◆ **EXERCISE REQUIREMENTS**
Every entry below must appear again, exactly as written.

[Stored items from a collection]

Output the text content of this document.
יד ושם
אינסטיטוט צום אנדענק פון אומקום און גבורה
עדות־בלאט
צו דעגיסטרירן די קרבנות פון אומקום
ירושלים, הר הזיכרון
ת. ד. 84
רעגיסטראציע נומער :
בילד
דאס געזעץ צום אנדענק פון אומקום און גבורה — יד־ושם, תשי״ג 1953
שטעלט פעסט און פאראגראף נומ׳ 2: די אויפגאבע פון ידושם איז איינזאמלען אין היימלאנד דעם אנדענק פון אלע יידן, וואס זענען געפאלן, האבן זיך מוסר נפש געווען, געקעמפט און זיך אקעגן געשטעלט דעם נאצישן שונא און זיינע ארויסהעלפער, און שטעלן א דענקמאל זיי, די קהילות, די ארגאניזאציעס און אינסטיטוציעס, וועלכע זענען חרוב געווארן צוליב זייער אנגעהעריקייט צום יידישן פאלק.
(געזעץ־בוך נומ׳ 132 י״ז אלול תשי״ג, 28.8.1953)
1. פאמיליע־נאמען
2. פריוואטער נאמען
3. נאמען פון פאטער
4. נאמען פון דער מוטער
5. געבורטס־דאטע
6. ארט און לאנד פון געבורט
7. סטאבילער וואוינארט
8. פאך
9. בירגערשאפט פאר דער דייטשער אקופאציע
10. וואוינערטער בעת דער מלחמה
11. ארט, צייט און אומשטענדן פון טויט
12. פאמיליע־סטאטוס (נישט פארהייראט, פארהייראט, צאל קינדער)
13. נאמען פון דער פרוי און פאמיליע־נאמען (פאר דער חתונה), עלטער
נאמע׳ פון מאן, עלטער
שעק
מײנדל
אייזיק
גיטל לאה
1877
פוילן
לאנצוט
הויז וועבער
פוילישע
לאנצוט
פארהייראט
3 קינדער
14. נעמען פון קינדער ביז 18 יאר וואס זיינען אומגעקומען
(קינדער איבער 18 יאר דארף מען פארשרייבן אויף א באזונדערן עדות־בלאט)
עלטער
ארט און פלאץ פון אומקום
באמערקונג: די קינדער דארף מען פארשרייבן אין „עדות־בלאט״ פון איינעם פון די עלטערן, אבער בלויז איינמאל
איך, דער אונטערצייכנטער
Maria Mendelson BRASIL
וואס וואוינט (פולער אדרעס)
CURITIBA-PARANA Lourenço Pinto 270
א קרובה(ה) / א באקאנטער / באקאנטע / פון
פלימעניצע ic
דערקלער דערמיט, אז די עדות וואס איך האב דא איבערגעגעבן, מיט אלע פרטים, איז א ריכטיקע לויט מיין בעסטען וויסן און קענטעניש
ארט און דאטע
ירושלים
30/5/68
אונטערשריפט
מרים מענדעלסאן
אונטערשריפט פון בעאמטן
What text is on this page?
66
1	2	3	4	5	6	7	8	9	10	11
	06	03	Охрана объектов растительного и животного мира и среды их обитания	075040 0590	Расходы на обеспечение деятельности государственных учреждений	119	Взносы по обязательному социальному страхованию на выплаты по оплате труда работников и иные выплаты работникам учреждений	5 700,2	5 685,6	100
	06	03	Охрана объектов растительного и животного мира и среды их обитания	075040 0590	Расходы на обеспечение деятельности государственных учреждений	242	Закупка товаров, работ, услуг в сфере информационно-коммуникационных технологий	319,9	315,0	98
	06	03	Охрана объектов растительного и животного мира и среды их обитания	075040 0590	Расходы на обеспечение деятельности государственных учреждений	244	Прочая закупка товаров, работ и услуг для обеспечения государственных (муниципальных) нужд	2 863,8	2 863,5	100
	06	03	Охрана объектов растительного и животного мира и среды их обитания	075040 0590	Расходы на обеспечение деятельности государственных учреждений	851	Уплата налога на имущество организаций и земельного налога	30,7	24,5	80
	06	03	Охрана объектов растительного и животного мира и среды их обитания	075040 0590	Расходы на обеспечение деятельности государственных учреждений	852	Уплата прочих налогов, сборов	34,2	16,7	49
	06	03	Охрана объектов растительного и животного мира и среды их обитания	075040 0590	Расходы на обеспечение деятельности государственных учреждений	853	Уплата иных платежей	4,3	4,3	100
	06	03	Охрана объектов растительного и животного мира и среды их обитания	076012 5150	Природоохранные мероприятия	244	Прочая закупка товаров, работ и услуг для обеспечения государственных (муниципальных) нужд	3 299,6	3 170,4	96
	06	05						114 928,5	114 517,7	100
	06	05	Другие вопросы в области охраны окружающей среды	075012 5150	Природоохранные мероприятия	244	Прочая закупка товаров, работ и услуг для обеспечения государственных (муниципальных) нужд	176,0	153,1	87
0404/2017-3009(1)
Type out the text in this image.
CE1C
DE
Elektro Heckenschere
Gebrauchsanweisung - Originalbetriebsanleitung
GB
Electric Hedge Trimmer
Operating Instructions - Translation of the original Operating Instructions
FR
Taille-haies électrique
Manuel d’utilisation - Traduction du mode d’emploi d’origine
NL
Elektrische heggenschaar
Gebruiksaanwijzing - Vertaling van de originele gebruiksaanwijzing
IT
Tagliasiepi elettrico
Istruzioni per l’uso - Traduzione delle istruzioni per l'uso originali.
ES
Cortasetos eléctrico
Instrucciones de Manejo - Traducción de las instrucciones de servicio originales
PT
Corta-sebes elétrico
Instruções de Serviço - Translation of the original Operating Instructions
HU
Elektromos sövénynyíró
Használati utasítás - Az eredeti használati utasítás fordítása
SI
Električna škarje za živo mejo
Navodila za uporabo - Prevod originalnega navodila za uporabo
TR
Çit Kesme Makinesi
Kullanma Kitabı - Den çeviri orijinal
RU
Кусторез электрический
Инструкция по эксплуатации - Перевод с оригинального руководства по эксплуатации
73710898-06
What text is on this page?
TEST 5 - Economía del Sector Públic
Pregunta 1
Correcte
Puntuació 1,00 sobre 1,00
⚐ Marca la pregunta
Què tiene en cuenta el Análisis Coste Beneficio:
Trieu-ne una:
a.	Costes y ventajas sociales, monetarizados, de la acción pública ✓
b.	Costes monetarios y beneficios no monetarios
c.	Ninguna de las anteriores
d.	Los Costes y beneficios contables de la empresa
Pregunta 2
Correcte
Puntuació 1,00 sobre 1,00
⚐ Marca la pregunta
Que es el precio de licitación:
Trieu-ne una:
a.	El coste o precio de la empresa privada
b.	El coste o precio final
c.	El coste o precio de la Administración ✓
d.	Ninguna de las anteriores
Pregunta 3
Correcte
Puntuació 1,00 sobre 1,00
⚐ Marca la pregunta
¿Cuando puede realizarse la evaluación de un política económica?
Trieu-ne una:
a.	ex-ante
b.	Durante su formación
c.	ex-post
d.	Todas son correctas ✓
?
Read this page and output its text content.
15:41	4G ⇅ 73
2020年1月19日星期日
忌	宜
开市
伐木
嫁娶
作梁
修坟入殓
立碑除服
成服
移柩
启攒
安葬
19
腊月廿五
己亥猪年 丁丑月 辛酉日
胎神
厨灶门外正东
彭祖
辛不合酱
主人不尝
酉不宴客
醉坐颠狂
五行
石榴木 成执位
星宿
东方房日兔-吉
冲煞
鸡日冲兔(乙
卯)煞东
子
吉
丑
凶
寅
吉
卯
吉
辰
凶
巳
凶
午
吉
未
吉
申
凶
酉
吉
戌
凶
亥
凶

◆ **SOLVED EXERCISE**
Output the text content of this document.
יד ושם
אינסטיטוט צום אנדענק פון אומקום און גבורה
עדות־בלאט
צו דעגיסטרירן די קרבנות פון אומקום
ירושלים, הר הזיכרון
ת. ד. 84
רעגיסטראציע נומער :
בילד
דאס געזעץ צום אנדענק פון אומקום און גבורה — יד־ושם, תשי״ג 1953
שטעלט פעסט און פאראגראף נומ׳ 2: די אויפגאבע פון ידושם איז איינזאמלען אין היימלאנד דעם אנדענק פון אלע יידן, וואס זענען געפאלן, האבן זיך מוסר נפש געווען, געקעמפט און זיך אקעגן געשטעלט דעם נאצישן שונא און זיינע ארויסהעלפער, און שטעלן א דענקמאל זיי, די קהילות, די ארגאניזאציעס און אינסטיטוציעס, וועלכע זענען חרוב געווארן צוליב זייער אנגעהעריקייט צום יידישן פאלק.
(געזעץ־בוך נומ׳ 132 י״ז אלול תשי״ג, 28.8.1953)
1. פאמיליע־נאמען
2. פריוואטער נאמען
3. נאמען פון פאטער
4. נאמען פון דער מוטער
5. געבורטס־דאטע
6. ארט און לאנד פון געבורט
7. סטאבילער וואוינארט
8. פאך
9. בירגערשאפט פאר דער דייטשער אקופאציע
10. וואוינערטער בעת דער מלחמה
11. ארט, צייט און אומשטענדן פון טויט
12. פאמיליע־סטאטוס (נישט פארהייראט, פארהייראט, צאל קינדער)
13. נאמען פון דער פרוי און פאמיליע־נאמען (פאר דער חתונה), עלטער
נאמע׳ פון מאן, עלטער
שעק
מײנדל
אייזיק
גיטל לאה
1877
פוילן
לאנצוט
הויז וועבער
פוילישע
לאנצוט
פארהייראט
3 קינדער
14. נעמען פון קינדער ביז 18 יאר וואס זיינען אומגעקומען
(קינדער איבער 18 יאר דארף מען פארשרייבן אויף א באזונדערן עדות־בלאט)
עלטער
ארט און פלאץ פון אומקום
באמערקונג: די קינדער דארף מען פארשרייבן אין „עדות־בלאט״ פון איינעם פון די עלטערן, אבער בלויז איינמאל
איך, דער אונטערצייכנטער
Maria Mendelson BRASIL
וואס וואוינט (פולער אדרעס)
CURITIBA-PARANA Lourenço Pinto 270
א קרובה(ה) / א באקאנטער / באקאנטע / פון
פלימעניצע ic
דערקלער דערמיט, אז די עדות וואס איך האב דא איבערגעגעבן, מיט אלע פרטים, איז א ריכטיקע לויט מיין בעסטען וויסן און קענטעניש
ארט און דאטע
ירושלים
30/5/68
אונטערשריפט
מרים מענדעלסאן
אונטערשריפט פון בעאמטן
What text is on this page?
66
1	2	3	4	5	6	7	8	9	10	11
	06	03	Охрана объектов растительного и животного мира и среды их обитания	075040 0590	Расходы на обеспечение деятельности государственных учреждений	119	Взносы по обязательному социальному страхованию на выплаты по оплате труда работников и иные выплаты работникам учреждений	5 700,2	5 685,6	100
	06	03	Охрана объектов растительного и животного мира и среды их обитания	075040 0590	Расходы на обеспечение деятельности государственных учреждений	242	Закупка товаров, работ, услуг в сфере информационно-коммуникационных технологий	319,9	315,0	98
	06	03	Охрана объектов растительного и животного мира и среды их обитания	075040 0590	Расходы на обеспечение деятельности государственных учреждений	244	Прочая закупка товаров, работ и услуг для обеспечения государственных (муниципальных) нужд	2 863,8	2 863,5	100
	06	03	Охрана объектов растительного и животного мира и среды их обитания	075040 0590	Расходы на обеспечение деятельности государственных учреждений	851	Уплата налога на имущество организаций и земельного налога	30,7	24,5	80
	06	03	Охрана объектов растительного и животного мира и среды их обитания	075040 0590	Расходы на обеспечение деятельности государственных учреждений	852	Уплата прочих налогов, сборов	34,2	16,7	49
	06	03	Охрана объектов растительного и животного мира и среды их обитания	075040 0590	Расходы на обеспечение деятельности государственных учреждений	853	Уплата иных платежей	4,3	4,3	100
	06	03	Охрана объектов растительного и животного мира и среды их обитания	076012 5150	Природоохранные мероприятия	244	Прочая закупка товаров, работ и услуг для обеспечения государственных (муниципальных) нужд	3 299,6	3 170,4	96
	06	05						114 928,5	114 517,7	100
	06	05	Другие вопросы в области охраны окружающей среды	075012 5150	Природоохранные мероприятия	244	Прочая закупка товаров, работ и услуг для обеспечения государственных (муниципальных) нужд	176,0	153,1	87
0404/2017-3009(1)
Type out the text in this image.
CE1C
DE
Elektro Heckenschere
Gebrauchsanweisung - Originalbetriebsanleitung
GB
Electric Hedge Trimmer
Operating Instructions - Translation of the original Operating Instructions
FR
Taille-haies électrique
Manuel d’utilisation - Traduction du mode d’emploi d’origine
NL
Elektrische heggenschaar
Gebruiksaanwijzing - Vertaling van de originele gebruiksaanwijzing
IT
Tagliasiepi elettrico
Istruzioni per l’uso - Traduzione delle istruzioni per l'uso originali.
ES
Cortasetos eléctrico
Instrucciones de Manejo - Traducción de las instrucciones de servicio originales
PT
Corta-sebes elétrico
Instruções de Serviço - Translation of the original Operating Instructions
HU
Elektromos sövénynyíró
Használati utasítás - Az eredeti használati utasítás fordítása
SI
Električna škarje za živo mejo
Navodila za uporabo - Prevod originalnega navodila za uporabo
TR
Çit Kesme Makinesi
Kullanma Kitabı - Den çeviri orijinal
RU
Кусторез электрический
Инструкция по эксплуатации - Перевод с оригинального руководства по эксплуатации
73710898-06
What text is on this page?
TEST 5 - Economía del Sector Públic
Pregunta 1
Correcte
Puntuació 1,00 sobre 1,00
⚐ Marca la pregunta
Què tiene en cuenta el Análisis Coste Beneficio:
Trieu-ne una:
a.	Costes y ventajas sociales, monetarizados, de la acción pública ✓
b.	Costes monetarios y beneficios no monetarios
c.	Ninguna de las anteriores
d.	Los Costes y beneficios contables de la empresa
Pregunta 2
Correcte
Puntuació 1,00 sobre 1,00
⚐ Marca la pregunta
Que es el precio de licitación:
Trieu-ne una:
a.	El coste o precio de la empresa privada
b.	El coste o precio final
c.	El coste o precio de la Administración ✓
d.	Ninguna de las anteriores
Pregunta 3
Correcte
Puntuació 1,00 sobre 1,00
⚐ Marca la pregunta
¿Cuando puede realizarse la evaluación de un política económica?
Trieu-ne una:
a.	ex-ante
b.	Durante su formación
c.	ex-post
d.	Todas son correctas ✓
?
Read this page and output its text content.
15:41	4G ⇅ 73
2020年1月19日星期日
忌	宜
开市
伐木
嫁娶
作梁
修坟入殓
立碑除服
成服
移柩
启攒
安葬
19
腊月廿五
己亥猪年 丁丑月 辛酉日
胎神
厨灶门外正东
彭祖
辛不合酱
主人不尝
酉不宴客
醉坐颠狂
五行
石榴木 成执位
星宿
东方房日兔-吉
冲煞
鸡日冲兔(乙
卯)煞东
子
吉
丑
凶
寅
吉
卯
吉
辰
凶
巳
凶
午
吉
未
吉
申
凶
酉
吉
戌
凶
亥
凶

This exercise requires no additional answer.